[What is being asked]
Below are the records; pull every line that includes "when".

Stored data

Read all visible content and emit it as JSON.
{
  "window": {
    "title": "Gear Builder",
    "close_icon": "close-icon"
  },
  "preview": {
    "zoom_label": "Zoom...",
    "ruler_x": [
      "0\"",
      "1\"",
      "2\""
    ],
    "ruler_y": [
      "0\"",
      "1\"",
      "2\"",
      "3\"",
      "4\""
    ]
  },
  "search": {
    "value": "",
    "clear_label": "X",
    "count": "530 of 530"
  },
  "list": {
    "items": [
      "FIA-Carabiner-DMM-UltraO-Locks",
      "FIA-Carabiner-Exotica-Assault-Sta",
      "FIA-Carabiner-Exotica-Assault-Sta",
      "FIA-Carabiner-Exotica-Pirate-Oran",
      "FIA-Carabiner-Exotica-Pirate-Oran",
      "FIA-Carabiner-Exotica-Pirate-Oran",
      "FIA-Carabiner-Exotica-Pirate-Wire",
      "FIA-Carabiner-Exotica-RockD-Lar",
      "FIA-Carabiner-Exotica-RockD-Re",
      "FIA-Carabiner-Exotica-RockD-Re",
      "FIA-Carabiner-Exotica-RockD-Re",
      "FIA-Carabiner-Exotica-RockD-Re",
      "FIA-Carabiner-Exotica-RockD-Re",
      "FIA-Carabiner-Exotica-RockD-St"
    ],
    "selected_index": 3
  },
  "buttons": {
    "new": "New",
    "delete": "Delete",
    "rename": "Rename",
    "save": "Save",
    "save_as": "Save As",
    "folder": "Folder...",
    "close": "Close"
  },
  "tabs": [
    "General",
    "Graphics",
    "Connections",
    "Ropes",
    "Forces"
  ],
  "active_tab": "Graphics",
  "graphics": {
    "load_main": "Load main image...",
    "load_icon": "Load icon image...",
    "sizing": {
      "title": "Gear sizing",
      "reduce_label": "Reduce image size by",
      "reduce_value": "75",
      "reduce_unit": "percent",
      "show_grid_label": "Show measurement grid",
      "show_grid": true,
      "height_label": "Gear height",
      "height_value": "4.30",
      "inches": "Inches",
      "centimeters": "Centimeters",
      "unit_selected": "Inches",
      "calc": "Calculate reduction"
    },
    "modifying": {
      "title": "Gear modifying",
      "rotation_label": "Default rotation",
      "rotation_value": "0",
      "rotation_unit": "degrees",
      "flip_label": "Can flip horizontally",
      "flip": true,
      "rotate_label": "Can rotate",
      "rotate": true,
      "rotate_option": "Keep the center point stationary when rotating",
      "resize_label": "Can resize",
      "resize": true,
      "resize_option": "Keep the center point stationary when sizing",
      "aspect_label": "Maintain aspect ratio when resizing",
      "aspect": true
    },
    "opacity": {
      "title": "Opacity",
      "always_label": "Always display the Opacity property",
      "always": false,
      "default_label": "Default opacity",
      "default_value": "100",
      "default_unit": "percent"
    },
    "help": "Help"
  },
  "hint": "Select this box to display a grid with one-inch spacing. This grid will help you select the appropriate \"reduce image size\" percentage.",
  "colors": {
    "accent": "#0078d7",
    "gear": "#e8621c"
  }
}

[Correct response]
      "rotate_option": "Keep the center point stationary when rotating",
      "resize_option": "Keep the center point stationary when sizing",
      "aspect_label": "Maintain aspect ratio when resizing",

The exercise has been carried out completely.